■ Short exercise ■
Print, exactly and completely, every entry in the data.

■ Data listing ■

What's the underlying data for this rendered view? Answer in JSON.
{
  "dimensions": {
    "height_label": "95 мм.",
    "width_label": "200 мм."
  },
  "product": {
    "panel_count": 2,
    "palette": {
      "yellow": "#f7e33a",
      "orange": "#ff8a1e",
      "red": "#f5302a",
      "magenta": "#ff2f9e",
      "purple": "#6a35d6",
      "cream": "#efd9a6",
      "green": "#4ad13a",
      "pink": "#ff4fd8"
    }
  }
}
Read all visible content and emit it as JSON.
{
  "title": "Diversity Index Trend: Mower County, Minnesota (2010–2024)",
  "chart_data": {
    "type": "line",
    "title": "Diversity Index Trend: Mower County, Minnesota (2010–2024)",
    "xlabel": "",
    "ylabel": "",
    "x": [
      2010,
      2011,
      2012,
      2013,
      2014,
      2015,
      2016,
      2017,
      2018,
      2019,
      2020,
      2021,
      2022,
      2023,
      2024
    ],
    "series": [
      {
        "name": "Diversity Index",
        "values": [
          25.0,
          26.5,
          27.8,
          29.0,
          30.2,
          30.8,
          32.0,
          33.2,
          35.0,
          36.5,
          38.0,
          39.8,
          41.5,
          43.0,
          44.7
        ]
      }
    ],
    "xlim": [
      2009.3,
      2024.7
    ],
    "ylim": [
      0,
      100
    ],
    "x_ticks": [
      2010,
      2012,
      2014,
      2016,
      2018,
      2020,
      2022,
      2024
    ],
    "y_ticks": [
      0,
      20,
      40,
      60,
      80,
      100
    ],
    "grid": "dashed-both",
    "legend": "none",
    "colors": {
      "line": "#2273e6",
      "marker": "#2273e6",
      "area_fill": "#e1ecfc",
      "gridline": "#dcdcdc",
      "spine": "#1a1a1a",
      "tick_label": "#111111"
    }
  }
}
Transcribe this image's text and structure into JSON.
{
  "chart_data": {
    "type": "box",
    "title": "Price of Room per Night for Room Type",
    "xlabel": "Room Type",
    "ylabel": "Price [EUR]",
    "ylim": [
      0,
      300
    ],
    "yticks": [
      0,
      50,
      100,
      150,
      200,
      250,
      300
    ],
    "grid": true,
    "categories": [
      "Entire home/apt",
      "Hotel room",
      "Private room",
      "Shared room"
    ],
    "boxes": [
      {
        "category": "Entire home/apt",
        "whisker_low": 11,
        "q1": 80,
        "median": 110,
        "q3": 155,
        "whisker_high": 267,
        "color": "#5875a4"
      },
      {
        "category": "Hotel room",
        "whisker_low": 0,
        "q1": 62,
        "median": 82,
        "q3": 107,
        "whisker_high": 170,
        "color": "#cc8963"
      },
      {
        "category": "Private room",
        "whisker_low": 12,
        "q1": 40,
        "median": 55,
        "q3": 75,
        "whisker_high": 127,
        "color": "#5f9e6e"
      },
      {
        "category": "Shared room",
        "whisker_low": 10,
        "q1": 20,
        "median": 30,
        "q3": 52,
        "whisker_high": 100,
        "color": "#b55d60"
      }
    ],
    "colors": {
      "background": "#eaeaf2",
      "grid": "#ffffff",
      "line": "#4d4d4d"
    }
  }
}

■ Answer below ■
What's the underlying data for this rendered view? Answer in JSON.
{
  "dimensions": {
    "height_label": "95 мм.",
    "width_label": "200 мм."
  },
  "product": {
    "panel_count": 2,
    "palette": {
      "yellow": "#f7e33a",
      "orange": "#ff8a1e",
      "red": "#f5302a",
      "magenta": "#ff2f9e",
      "purple": "#6a35d6",
      "cream": "#efd9a6",
      "green": "#4ad13a",
      "pink": "#ff4fd8"
    }
  }
}
Read all visible content and emit it as JSON.
{
  "title": "Diversity Index Trend: Mower County, Minnesota (2010–2024)",
  "chart_data": {
    "type": "line",
    "title": "Diversity Index Trend: Mower County, Minnesota (2010–2024)",
    "xlabel": "",
    "ylabel": "",
    "x": [
      2010,
      2011,
      2012,
      2013,
      2014,
      2015,
      2016,
      2017,
      2018,
      2019,
      2020,
      2021,
      2022,
      2023,
      2024
    ],
    "series": [
      {
        "name": "Diversity Index",
        "values": [
          25.0,
          26.5,
          27.8,
          29.0,
          30.2,
          30.8,
          32.0,
          33.2,
          35.0,
          36.5,
          38.0,
          39.8,
          41.5,
          43.0,
          44.7
        ]
      }
    ],
    "xlim": [
      2009.3,
      2024.7
    ],
    "ylim": [
      0,
      100
    ],
    "x_ticks": [
      2010,
      2012,
      2014,
      2016,
      2018,
      2020,
      2022,
      2024
    ],
    "y_ticks": [
      0,
      20,
      40,
      60,
      80,
      100
    ],
    "grid": "dashed-both",
    "legend": "none",
    "colors": {
      "line": "#2273e6",
      "marker": "#2273e6",
      "area_fill": "#e1ecfc",
      "gridline": "#dcdcdc",
      "spine": "#1a1a1a",
      "tick_label": "#111111"
    }
  }
}
Transcribe this image's text and structure into JSON.
{
  "chart_data": {
    "type": "box",
    "title": "Price of Room per Night for Room Type",
    "xlabel": "Room Type",
    "ylabel": "Price [EUR]",
    "ylim": [
      0,
      300
    ],
    "yticks": [
      0,
      50,
      100,
      150,
      200,
      250,
      300
    ],
    "grid": true,
    "categories": [
      "Entire home/apt",
      "Hotel room",
      "Private room",
      "Shared room"
    ],
    "boxes": [
      {
        "category": "Entire home/apt",
        "whisker_low": 11,
        "q1": 80,
        "median": 110,
        "q3": 155,
        "whisker_high": 267,
        "color": "#5875a4"
      },
      {
        "category": "Hotel room",
        "whisker_low": 0,
        "q1": 62,
        "median": 82,
        "q3": 107,
        "whisker_high": 170,
        "color": "#cc8963"
      },
      {
        "category": "Private room",
        "whisker_low": 12,
        "q1": 40,
        "median": 55,
        "q3": 75,
        "whisker_high": 127,
        "color": "#5f9e6e"
      },
      {
        "category": "Shared room",
        "whisker_low": 10,
        "q1": 20,
        "median": 30,
        "q3": 52,
        "whisker_high": 100,
        "color": "#b55d60"
      }
    ],
    "colors": {
      "background": "#eaeaf2",
      "grid": "#ffffff",
      "line": "#4d4d4d"
    }
  }
}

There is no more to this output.